EXERCISE OBJECTIVE:
Below are the records; collect from them each line containing the string "相比男性".

Dataset listings of figures:
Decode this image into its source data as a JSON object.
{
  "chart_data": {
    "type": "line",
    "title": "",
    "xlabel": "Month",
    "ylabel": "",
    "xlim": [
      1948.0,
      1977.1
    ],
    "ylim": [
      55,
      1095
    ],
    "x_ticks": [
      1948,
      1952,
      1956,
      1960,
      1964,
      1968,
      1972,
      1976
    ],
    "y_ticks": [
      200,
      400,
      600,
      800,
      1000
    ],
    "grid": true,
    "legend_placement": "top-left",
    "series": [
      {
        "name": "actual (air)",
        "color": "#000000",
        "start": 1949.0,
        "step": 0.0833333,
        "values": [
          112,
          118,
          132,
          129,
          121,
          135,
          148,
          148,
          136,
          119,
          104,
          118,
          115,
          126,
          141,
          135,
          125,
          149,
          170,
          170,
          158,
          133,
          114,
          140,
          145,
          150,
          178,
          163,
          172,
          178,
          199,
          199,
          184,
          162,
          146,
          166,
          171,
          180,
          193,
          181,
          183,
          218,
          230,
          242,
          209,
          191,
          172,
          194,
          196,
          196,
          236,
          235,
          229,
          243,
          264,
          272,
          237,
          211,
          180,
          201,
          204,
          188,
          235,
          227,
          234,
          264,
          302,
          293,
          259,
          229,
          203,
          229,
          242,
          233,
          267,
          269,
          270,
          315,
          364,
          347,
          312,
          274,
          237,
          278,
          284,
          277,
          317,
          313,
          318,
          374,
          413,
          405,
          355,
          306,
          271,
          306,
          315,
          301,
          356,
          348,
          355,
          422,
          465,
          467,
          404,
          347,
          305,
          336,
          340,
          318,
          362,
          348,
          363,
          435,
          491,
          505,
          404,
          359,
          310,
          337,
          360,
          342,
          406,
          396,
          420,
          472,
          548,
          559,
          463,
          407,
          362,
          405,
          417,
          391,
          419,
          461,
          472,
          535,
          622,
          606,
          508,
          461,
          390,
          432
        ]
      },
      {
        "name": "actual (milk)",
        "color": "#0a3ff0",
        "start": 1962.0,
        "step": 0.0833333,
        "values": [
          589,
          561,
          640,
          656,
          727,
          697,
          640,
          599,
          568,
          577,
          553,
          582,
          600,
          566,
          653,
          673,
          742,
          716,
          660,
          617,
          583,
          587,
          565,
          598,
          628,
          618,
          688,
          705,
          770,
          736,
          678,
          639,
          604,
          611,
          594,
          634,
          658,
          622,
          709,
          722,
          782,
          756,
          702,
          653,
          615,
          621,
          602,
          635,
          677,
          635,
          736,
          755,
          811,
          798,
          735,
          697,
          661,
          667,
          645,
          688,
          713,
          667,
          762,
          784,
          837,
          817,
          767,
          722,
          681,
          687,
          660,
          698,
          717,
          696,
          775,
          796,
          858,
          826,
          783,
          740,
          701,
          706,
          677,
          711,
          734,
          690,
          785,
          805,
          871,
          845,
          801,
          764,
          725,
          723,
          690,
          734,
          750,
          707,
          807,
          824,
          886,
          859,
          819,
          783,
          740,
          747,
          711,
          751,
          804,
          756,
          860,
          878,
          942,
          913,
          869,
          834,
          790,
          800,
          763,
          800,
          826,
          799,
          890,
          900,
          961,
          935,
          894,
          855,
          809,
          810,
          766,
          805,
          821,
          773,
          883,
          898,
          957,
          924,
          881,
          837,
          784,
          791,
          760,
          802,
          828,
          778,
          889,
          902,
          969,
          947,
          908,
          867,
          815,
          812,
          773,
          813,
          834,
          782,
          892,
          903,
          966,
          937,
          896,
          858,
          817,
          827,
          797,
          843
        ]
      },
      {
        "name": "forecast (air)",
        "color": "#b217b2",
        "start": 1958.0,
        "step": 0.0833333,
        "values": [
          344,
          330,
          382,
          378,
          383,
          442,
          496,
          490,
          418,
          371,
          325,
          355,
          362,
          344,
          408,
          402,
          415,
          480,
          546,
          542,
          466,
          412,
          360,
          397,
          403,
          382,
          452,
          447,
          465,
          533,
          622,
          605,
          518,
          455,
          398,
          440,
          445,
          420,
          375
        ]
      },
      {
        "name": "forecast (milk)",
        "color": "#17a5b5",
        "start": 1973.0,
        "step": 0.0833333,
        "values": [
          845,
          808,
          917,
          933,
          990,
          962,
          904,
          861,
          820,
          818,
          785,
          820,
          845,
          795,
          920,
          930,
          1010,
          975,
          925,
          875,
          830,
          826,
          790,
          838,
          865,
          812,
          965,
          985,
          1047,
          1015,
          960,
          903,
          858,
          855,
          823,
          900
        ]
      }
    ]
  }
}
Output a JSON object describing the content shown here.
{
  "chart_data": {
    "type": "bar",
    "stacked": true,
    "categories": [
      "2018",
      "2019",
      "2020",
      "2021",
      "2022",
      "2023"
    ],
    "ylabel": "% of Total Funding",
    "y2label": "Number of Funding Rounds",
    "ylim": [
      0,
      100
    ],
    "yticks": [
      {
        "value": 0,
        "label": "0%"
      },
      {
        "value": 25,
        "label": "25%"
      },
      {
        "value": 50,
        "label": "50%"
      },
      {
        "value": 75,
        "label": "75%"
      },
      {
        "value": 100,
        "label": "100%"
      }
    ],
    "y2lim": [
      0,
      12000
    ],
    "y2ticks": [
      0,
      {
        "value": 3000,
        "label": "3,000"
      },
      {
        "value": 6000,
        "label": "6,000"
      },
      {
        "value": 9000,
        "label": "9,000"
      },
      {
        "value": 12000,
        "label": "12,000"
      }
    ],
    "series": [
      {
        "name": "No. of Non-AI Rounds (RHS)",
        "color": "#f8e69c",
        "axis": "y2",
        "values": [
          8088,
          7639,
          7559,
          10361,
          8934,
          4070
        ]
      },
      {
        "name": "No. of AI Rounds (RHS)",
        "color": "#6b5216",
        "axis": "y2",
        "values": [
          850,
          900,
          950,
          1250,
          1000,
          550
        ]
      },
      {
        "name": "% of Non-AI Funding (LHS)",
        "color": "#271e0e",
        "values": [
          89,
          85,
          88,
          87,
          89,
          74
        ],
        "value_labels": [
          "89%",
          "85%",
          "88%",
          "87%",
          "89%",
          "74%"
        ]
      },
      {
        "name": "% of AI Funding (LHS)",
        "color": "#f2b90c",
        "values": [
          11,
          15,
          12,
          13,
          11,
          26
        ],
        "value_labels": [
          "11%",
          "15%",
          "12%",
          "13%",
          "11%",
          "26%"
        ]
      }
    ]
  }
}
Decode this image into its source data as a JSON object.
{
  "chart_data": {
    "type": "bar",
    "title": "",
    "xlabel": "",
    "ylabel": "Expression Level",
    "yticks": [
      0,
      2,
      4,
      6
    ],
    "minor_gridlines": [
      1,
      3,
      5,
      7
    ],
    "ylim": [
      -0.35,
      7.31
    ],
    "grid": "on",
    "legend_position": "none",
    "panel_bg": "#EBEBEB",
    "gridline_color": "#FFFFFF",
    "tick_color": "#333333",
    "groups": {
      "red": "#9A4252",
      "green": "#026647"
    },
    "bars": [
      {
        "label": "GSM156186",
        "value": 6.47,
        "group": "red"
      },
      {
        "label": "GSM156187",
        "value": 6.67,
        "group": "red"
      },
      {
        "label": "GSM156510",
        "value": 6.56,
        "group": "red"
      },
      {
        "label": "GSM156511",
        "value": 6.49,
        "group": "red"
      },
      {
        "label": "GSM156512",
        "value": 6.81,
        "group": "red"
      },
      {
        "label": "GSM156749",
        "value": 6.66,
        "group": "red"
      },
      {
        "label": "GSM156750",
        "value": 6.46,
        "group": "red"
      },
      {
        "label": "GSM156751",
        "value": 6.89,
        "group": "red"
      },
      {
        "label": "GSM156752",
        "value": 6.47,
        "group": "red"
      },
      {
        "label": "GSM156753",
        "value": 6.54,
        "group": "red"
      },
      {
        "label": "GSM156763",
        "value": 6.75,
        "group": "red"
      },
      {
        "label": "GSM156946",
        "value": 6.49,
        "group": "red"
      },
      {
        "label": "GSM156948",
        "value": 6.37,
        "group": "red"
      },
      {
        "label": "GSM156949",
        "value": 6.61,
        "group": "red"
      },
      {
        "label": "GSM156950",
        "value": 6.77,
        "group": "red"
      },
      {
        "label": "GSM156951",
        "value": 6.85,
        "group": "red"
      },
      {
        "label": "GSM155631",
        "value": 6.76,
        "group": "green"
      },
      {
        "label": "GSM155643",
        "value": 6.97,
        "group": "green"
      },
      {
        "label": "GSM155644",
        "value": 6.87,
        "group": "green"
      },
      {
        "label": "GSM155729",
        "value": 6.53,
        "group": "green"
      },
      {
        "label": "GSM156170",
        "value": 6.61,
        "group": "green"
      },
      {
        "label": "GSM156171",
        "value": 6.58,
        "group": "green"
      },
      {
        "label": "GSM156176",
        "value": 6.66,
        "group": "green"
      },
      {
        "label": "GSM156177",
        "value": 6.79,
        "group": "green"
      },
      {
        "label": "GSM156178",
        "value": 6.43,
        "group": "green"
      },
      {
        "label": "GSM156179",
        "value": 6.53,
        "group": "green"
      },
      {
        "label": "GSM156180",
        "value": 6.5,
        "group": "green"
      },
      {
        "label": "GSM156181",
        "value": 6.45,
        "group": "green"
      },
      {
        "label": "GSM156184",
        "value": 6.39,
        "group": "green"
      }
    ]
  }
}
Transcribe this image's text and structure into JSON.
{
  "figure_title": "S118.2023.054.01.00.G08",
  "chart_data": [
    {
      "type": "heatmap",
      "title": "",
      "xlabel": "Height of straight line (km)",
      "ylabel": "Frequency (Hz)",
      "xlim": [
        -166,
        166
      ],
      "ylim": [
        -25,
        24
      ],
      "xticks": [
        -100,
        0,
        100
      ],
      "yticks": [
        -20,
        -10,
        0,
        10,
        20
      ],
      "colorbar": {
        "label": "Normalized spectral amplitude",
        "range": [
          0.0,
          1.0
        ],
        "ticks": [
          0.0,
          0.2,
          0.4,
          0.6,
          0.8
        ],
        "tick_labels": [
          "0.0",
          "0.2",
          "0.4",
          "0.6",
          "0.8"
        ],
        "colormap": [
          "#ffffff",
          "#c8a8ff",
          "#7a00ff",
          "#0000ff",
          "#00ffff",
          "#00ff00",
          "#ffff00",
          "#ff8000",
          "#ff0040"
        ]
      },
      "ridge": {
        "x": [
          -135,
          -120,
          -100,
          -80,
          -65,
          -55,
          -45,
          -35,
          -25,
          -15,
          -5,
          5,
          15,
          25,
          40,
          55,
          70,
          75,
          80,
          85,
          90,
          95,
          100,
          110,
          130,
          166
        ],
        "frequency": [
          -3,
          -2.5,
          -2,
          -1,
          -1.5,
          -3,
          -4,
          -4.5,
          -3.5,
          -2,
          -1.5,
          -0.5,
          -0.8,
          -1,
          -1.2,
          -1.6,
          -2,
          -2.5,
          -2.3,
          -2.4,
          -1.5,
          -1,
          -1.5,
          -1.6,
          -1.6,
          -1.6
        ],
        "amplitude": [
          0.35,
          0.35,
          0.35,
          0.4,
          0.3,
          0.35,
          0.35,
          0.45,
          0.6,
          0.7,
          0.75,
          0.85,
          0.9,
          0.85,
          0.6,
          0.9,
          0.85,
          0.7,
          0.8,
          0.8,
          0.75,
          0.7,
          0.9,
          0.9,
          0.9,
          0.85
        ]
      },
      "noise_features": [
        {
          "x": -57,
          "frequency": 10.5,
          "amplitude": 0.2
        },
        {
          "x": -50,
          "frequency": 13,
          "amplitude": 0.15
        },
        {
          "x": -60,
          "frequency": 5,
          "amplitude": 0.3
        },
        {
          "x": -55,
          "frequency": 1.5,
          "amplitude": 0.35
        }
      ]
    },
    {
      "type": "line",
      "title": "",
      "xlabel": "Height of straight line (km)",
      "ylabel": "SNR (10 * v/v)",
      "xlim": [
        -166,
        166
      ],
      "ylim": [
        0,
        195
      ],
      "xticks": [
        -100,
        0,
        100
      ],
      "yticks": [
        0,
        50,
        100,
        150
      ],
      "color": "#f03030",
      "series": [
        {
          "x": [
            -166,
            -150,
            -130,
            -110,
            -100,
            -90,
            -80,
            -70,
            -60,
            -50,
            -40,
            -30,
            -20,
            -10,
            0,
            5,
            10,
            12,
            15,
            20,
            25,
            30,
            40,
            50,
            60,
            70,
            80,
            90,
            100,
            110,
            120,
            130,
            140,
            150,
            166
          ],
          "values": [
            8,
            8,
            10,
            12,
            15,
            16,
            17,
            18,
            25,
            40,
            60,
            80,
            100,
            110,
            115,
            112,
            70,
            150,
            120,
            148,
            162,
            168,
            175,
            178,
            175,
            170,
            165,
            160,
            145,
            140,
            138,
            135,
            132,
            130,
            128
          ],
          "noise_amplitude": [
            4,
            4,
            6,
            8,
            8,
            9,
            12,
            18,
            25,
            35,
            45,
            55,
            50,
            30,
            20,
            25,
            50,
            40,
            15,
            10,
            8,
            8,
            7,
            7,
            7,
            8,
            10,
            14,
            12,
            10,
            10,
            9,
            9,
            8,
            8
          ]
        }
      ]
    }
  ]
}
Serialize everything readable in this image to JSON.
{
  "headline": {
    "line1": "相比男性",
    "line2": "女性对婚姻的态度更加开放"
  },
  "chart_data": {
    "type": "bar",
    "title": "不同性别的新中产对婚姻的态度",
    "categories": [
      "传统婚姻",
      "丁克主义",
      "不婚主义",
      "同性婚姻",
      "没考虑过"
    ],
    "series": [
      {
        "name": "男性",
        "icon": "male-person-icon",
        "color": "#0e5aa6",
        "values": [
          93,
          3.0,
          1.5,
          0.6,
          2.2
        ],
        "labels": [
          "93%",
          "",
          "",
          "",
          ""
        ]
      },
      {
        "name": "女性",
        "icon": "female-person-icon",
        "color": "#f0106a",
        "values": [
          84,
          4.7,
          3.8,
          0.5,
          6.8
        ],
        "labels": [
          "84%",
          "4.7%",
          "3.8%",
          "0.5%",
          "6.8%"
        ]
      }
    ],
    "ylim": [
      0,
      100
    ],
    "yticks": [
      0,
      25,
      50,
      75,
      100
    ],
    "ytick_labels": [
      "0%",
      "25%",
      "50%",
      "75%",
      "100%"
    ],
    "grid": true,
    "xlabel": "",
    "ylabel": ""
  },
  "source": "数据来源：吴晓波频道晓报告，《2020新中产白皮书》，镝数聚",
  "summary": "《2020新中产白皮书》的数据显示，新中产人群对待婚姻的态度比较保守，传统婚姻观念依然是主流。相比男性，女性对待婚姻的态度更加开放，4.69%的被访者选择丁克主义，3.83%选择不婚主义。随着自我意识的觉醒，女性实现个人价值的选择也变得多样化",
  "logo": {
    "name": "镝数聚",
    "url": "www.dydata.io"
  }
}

SOLUTION:
    "line1": "相比男性",
  "summary": "《2020新中产白皮书》的数据显示，新中产人群对待婚姻的态度比较保守，传统婚姻观念依然是主流。相比男性，女性对待婚姻的态度更加开放，4.69%的被访者选择丁克主义，3.83%选择不婚主义。随着自我意识的觉醒，女性实现个人价值的选择也变得多样化",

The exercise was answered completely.